*INSTRUCTION*. Print the listing as it stands, omitting all images.

*TASK MATERIAL*.
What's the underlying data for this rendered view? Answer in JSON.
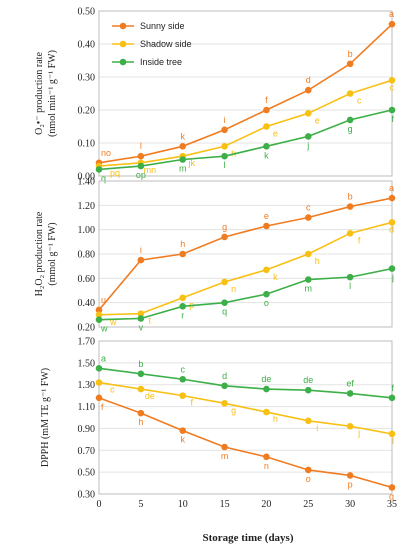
{
  "colors": {
    "sunny": "#f07c22",
    "shadow": "#f8c013",
    "inside": "#3daf48"
  },
  "chart_data": {
    "type": "line",
    "x": [
      0,
      5,
      10,
      15,
      20,
      25,
      30,
      35
    ],
    "xlabel": "Storage time (days)",
    "xticks": [
      "0",
      "5",
      "10",
      "15",
      "20",
      "25",
      "30",
      "35"
    ],
    "legend": {
      "placement": "top-left",
      "entries": [
        "Sunny side",
        "Shadow side",
        "Inside tree"
      ]
    },
    "panels": [
      {
        "ylabel_main": "O₂•⁻ production rate",
        "ylabel_unit": "(nmol min⁻¹ g⁻¹ FW)",
        "ylim": [
          0,
          0.5
        ],
        "yticks": [
          "0.00",
          "0.10",
          "0.20",
          "0.30",
          "0.40",
          "0.50"
        ],
        "series": [
          {
            "name": "Sunny side",
            "values": [
              0.04,
              0.06,
              0.09,
              0.14,
              0.2,
              0.26,
              0.34,
              0.46
            ],
            "labels": [
              "no",
              "l",
              "k",
              "i",
              "f",
              "d",
              "b",
              "a"
            ]
          },
          {
            "name": "Shadow side",
            "values": [
              0.03,
              0.04,
              0.06,
              0.09,
              0.15,
              0.19,
              0.25,
              0.29
            ],
            "labels": [
              "pq",
              "mn",
              "jk",
              "h",
              "e",
              "e",
              "c",
              "c"
            ]
          },
          {
            "name": "Inside tree",
            "values": [
              0.02,
              0.03,
              0.05,
              0.06,
              0.09,
              0.12,
              0.17,
              0.2
            ],
            "labels": [
              "q",
              "op",
              "m",
              "l",
              "k",
              "j",
              "g",
              "f"
            ]
          }
        ]
      },
      {
        "ylabel_main": "H₂O₂ production rate",
        "ylabel_unit": "(mmol g⁻¹ FW)",
        "ylim": [
          0.2,
          1.4
        ],
        "yticks": [
          "0.20",
          "0.40",
          "0.60",
          "0.80",
          "1.00",
          "1.20",
          "1.40"
        ],
        "series": [
          {
            "name": "Sunny side",
            "values": [
              0.34,
              0.75,
              0.8,
              0.94,
              1.03,
              1.1,
              1.19,
              1.26
            ],
            "labels": [
              "u",
              "i",
              "h",
              "g",
              "e",
              "c",
              "b",
              "a"
            ]
          },
          {
            "name": "Shadow side",
            "values": [
              0.3,
              0.31,
              0.44,
              0.57,
              0.67,
              0.8,
              0.97,
              1.06
            ],
            "labels": [
              "w",
              "t",
              "p",
              "n",
              "k",
              "h",
              "f",
              "d"
            ]
          },
          {
            "name": "Inside tree",
            "values": [
              0.26,
              0.27,
              0.37,
              0.4,
              0.47,
              0.59,
              0.61,
              0.68
            ],
            "labels": [
              "w",
              "v",
              "r",
              "q",
              "o",
              "m",
              "l",
              "j"
            ]
          }
        ]
      },
      {
        "ylabel_main": "DPPH (mM TE g⁻¹ FW)",
        "ylabel_unit": "",
        "ylim": [
          0.3,
          1.7
        ],
        "yticks": [
          "0.30",
          "0.50",
          "0.70",
          "0.90",
          "1.10",
          "1.30",
          "1.50",
          "1.70"
        ],
        "series": [
          {
            "name": "Sunny side",
            "values": [
              1.18,
              1.04,
              0.88,
              0.73,
              0.64,
              0.52,
              0.47,
              0.36
            ],
            "labels": [
              "f",
              "h",
              "k",
              "m",
              "n",
              "o",
              "p",
              "q"
            ]
          },
          {
            "name": "Shadow side",
            "values": [
              1.32,
              1.26,
              1.2,
              1.13,
              1.05,
              0.97,
              0.92,
              0.85
            ],
            "labels": [
              "c",
              "de",
              "f",
              "g",
              "h",
              "i",
              "j",
              "l"
            ]
          },
          {
            "name": "Inside tree",
            "values": [
              1.45,
              1.4,
              1.35,
              1.29,
              1.26,
              1.25,
              1.22,
              1.18
            ],
            "labels": [
              "a",
              "b",
              "c",
              "d",
              "de",
              "de",
              "ef",
              "f"
            ]
          }
        ]
      }
    ]
  }
}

*WORKED ANSWER*.
What's the underlying data for this rendered view? Answer in JSON.
{
  "colors": {
    "sunny": "#f07c22",
    "shadow": "#f8c013",
    "inside": "#3daf48"
  },
  "chart_data": {
    "type": "line",
    "x": [
      0,
      5,
      10,
      15,
      20,
      25,
      30,
      35
    ],
    "xlabel": "Storage time (days)",
    "xticks": [
      "0",
      "5",
      "10",
      "15",
      "20",
      "25",
      "30",
      "35"
    ],
    "legend": {
      "placement": "top-left",
      "entries": [
        "Sunny side",
        "Shadow side",
        "Inside tree"
      ]
    },
    "panels": [
      {
        "ylabel_main": "O₂•⁻ production rate",
        "ylabel_unit": "(nmol min⁻¹ g⁻¹ FW)",
        "ylim": [
          0,
          0.5
        ],
        "yticks": [
          "0.00",
          "0.10",
          "0.20",
          "0.30",
          "0.40",
          "0.50"
        ],
        "series": [
          {
            "name": "Sunny side",
            "values": [
              0.04,
              0.06,
              0.09,
              0.14,
              0.2,
              0.26,
              0.34,
              0.46
            ],
            "labels": [
              "no",
              "l",
              "k",
              "i",
              "f",
              "d",
              "b",
              "a"
            ]
          },
          {
            "name": "Shadow side",
            "values": [
              0.03,
              0.04,
              0.06,
              0.09,
              0.15,
              0.19,
              0.25,
              0.29
            ],
            "labels": [
              "pq",
              "mn",
              "jk",
              "h",
              "e",
              "e",
              "c",
              "c"
            ]
          },
          {
            "name": "Inside tree",
            "values": [
              0.02,
              0.03,
              0.05,
              0.06,
              0.09,
              0.12,
              0.17,
              0.2
            ],
            "labels": [
              "q",
              "op",
              "m",
              "l",
              "k",
              "j",
              "g",
              "f"
            ]
          }
        ]
      },
      {
        "ylabel_main": "H₂O₂ production rate",
        "ylabel_unit": "(mmol g⁻¹ FW)",
        "ylim": [
          0.2,
          1.4
        ],
        "yticks": [
          "0.20",
          "0.40",
          "0.60",
          "0.80",
          "1.00",
          "1.20",
          "1.40"
        ],
        "series": [
          {
            "name": "Sunny side",
            "values": [
              0.34,
              0.75,
              0.8,
              0.94,
              1.03,
              1.1,
              1.19,
              1.26
            ],
            "labels": [
              "u",
              "i",
              "h",
              "g",
              "e",
              "c",
              "b",
              "a"
            ]
          },
          {
            "name": "Shadow side",
            "values": [
              0.3,
              0.31,
              0.44,
              0.57,
              0.67,
              0.8,
              0.97,
              1.06
            ],
            "labels": [
              "w",
              "t",
              "p",
              "n",
              "k",
              "h",
              "f",
              "d"
            ]
          },
          {
            "name": "Inside tree",
            "values": [
              0.26,
              0.27,
              0.37,
              0.4,
              0.47,
              0.59,
              0.61,
              0.68
            ],
            "labels": [
              "w",
              "v",
              "r",
              "q",
              "o",
              "m",
              "l",
              "j"
            ]
          }
        ]
      },
      {
        "ylabel_main": "DPPH (mM TE g⁻¹ FW)",
        "ylabel_unit": "",
        "ylim": [
          0.3,
          1.7
        ],
        "yticks": [
          "0.30",
          "0.50",
          "0.70",
          "0.90",
          "1.10",
          "1.30",
          "1.50",
          "1.70"
        ],
        "series": [
          {
            "name": "Sunny side",
            "values": [
              1.18,
              1.04,
              0.88,
              0.73,
              0.64,
              0.52,
              0.47,
              0.36
            ],
            "labels": [
              "f",
              "h",
              "k",
              "m",
              "n",
              "o",
              "p",
              "q"
            ]
          },
          {
            "name": "Shadow side",
            "values": [
              1.32,
              1.26,
              1.2,
              1.13,
              1.05,
              0.97,
              0.92,
              0.85
            ],
            "labels": [
              "c",
              "de",
              "f",
              "g",
              "h",
              "i",
              "j",
              "l"
            ]
          },
          {
            "name": "Inside tree",
            "values": [
              1.45,
              1.4,
              1.35,
              1.29,
              1.26,
              1.25,
              1.22,
              1.18
            ],
            "labels": [
              "a",
              "b",
              "c",
              "d",
              "de",
              "de",
              "ef",
              "f"
            ]
          }
        ]
      }
    ]
  }
}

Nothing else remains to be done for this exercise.